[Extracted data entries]
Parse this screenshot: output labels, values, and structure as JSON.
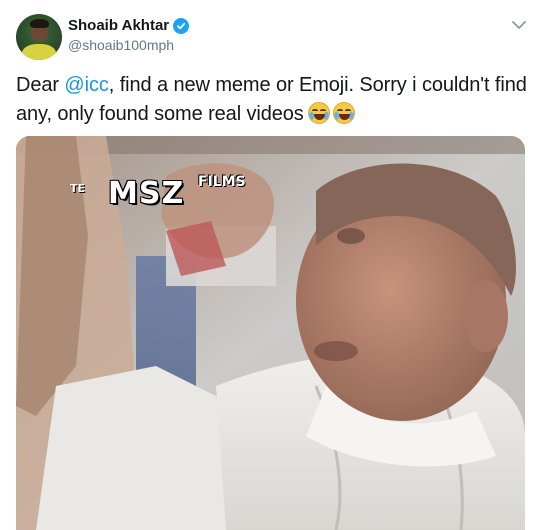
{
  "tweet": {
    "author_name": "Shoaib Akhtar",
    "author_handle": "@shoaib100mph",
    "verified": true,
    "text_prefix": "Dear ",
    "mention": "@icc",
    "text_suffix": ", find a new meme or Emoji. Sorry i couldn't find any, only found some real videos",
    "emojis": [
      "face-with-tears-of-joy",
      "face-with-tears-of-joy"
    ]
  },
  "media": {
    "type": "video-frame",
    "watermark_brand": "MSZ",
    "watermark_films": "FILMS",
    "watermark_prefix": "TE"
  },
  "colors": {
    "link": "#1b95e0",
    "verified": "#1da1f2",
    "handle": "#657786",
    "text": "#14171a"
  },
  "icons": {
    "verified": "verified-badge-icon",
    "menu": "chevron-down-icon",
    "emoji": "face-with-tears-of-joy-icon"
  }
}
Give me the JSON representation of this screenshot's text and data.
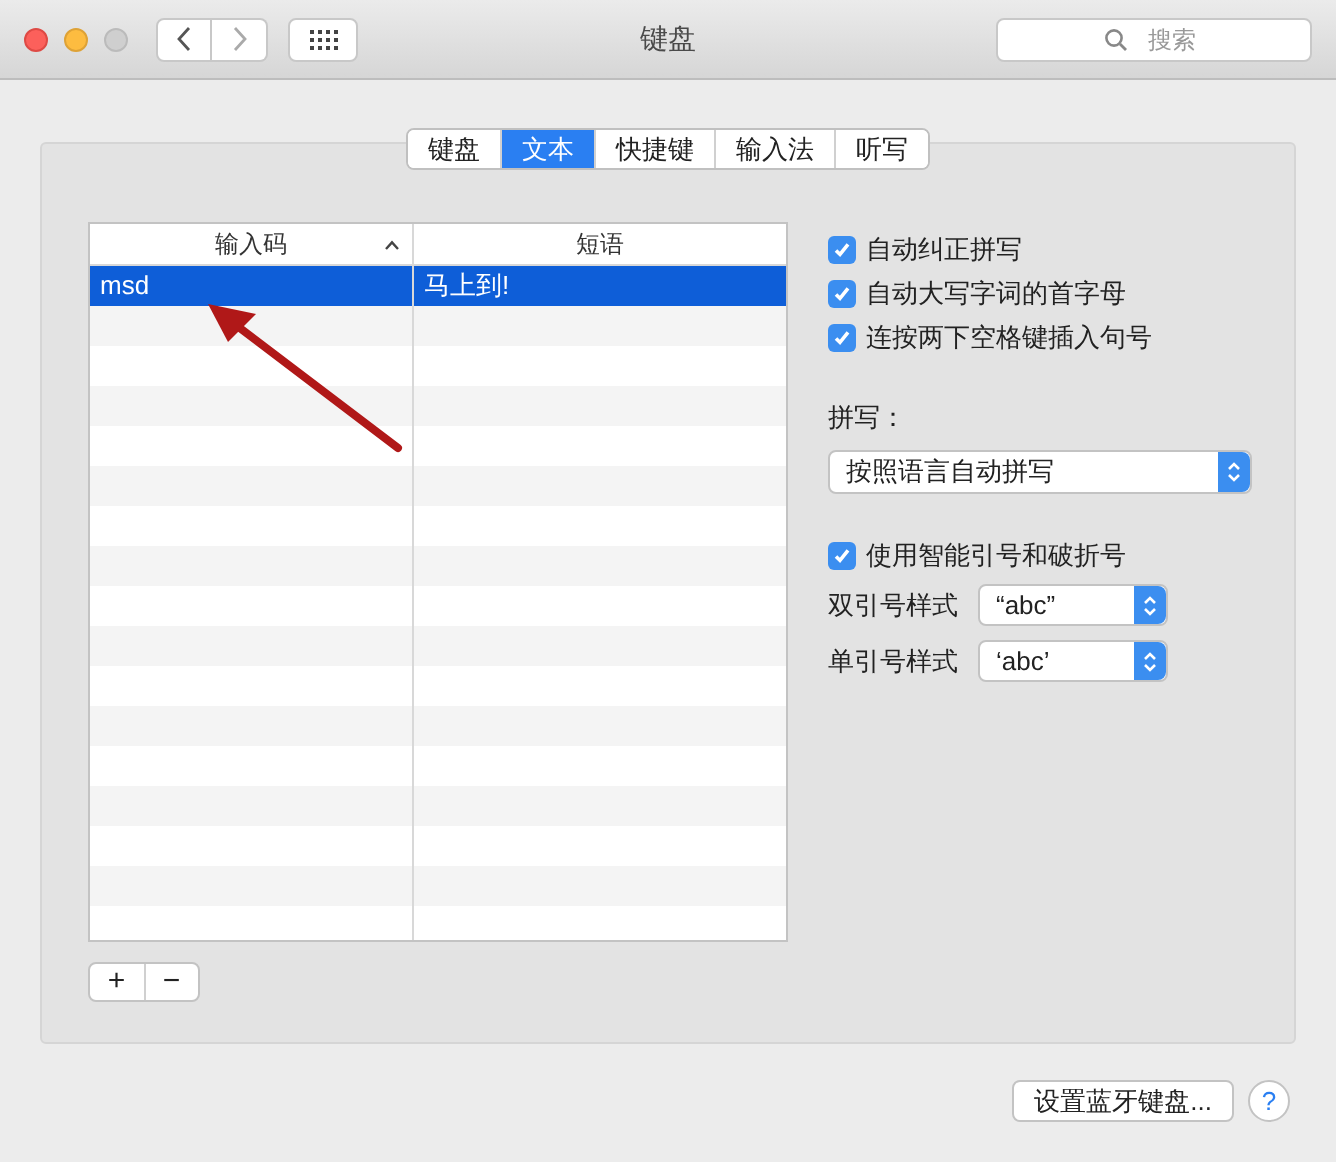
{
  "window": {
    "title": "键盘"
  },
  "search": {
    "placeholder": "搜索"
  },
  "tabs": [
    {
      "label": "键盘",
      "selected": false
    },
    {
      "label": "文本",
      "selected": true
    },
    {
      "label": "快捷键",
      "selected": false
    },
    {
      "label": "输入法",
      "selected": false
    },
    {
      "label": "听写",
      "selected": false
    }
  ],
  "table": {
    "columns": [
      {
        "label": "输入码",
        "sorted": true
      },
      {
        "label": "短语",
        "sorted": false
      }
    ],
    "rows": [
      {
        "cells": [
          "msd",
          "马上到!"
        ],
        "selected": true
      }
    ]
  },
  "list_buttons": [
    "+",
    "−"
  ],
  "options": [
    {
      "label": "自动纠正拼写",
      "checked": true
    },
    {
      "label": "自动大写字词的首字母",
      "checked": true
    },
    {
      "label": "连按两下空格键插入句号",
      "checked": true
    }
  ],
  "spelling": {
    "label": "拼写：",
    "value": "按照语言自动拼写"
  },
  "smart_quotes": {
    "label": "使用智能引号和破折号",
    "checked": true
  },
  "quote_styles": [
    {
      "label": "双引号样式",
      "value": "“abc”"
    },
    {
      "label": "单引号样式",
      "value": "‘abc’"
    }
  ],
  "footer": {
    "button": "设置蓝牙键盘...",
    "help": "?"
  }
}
* * *
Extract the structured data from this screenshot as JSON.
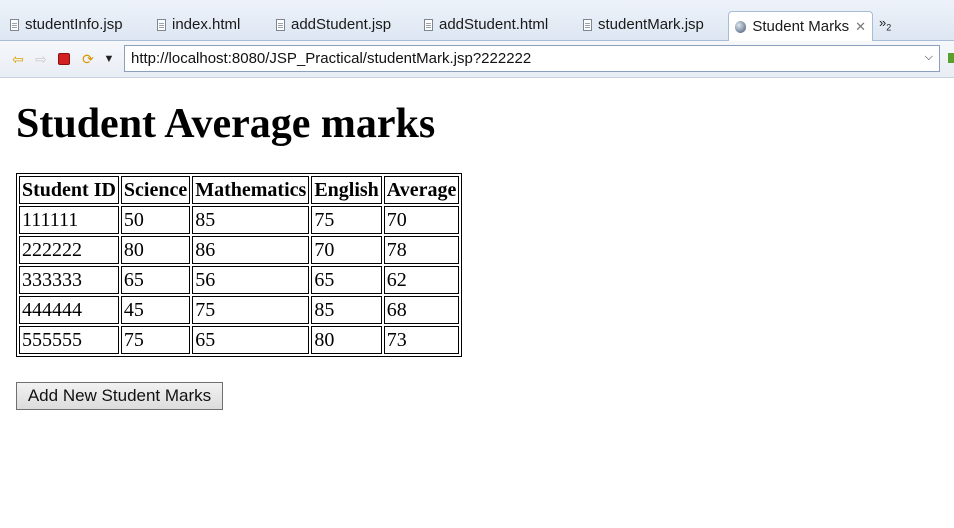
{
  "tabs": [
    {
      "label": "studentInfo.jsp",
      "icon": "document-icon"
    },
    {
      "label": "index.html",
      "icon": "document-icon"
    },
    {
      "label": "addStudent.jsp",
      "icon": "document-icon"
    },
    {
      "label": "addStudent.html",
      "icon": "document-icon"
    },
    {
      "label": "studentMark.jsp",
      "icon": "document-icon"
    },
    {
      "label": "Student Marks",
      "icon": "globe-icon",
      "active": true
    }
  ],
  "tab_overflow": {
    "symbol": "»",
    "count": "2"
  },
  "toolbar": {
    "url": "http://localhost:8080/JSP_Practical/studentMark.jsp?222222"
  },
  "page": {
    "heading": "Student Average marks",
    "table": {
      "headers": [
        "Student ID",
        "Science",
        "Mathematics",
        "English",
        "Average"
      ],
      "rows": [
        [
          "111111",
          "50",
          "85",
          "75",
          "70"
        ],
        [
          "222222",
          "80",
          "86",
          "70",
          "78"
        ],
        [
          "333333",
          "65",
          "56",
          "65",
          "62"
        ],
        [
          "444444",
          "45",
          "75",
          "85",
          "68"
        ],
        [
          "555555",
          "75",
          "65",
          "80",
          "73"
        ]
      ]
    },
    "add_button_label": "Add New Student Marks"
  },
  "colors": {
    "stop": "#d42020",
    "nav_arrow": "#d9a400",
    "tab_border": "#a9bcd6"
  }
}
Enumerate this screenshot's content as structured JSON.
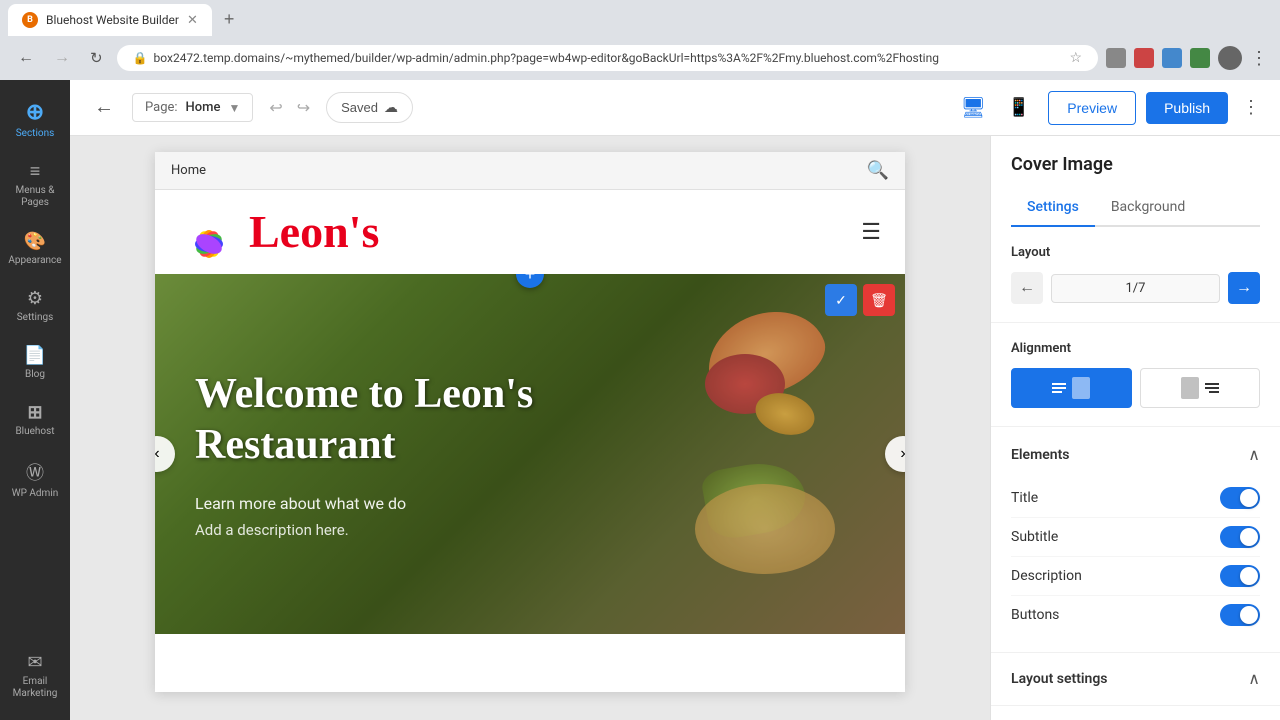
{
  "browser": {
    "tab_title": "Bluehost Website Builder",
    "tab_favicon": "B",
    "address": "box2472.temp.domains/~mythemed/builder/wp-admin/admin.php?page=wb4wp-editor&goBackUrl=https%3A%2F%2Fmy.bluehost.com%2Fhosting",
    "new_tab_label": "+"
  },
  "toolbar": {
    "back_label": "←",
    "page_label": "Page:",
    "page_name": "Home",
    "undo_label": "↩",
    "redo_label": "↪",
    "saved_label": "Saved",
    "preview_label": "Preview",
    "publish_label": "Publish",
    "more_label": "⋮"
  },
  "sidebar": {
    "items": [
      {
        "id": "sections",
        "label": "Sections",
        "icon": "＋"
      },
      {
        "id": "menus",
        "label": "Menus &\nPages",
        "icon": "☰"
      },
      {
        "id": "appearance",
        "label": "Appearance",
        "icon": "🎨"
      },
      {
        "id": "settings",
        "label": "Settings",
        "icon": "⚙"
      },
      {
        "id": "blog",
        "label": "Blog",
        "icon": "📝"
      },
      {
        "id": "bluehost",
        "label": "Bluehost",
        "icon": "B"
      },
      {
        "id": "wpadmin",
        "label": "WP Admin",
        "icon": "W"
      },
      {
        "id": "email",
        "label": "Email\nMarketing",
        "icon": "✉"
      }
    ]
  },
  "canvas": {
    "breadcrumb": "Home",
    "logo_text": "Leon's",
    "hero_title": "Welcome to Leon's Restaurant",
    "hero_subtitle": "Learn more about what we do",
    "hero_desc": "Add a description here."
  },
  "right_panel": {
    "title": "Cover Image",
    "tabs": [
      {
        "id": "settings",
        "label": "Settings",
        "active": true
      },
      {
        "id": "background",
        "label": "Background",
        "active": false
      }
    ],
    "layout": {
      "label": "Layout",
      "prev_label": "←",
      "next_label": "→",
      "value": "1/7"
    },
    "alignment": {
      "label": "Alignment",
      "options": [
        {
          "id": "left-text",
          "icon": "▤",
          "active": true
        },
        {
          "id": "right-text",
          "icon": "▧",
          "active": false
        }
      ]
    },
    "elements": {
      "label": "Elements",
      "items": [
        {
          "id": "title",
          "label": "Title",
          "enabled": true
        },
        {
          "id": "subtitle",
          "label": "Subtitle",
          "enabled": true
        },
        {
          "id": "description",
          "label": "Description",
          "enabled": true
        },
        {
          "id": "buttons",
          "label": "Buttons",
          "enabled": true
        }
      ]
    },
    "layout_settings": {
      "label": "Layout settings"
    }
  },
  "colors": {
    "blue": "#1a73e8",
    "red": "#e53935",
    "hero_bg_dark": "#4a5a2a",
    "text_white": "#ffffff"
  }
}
* * *
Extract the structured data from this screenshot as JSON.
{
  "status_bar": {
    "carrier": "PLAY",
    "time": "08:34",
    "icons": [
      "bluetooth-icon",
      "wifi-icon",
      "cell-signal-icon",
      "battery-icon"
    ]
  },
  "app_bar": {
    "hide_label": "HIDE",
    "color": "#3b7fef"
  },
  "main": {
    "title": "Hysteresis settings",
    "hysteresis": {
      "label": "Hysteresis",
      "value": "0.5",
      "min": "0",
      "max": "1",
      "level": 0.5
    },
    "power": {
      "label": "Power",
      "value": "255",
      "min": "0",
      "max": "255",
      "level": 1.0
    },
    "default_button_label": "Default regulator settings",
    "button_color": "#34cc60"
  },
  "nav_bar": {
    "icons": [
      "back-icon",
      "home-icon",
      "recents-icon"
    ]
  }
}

[What is required]: Tally how many lines of the material contain the word "face". The answer must be the number and nothing else.

[Solution]: 3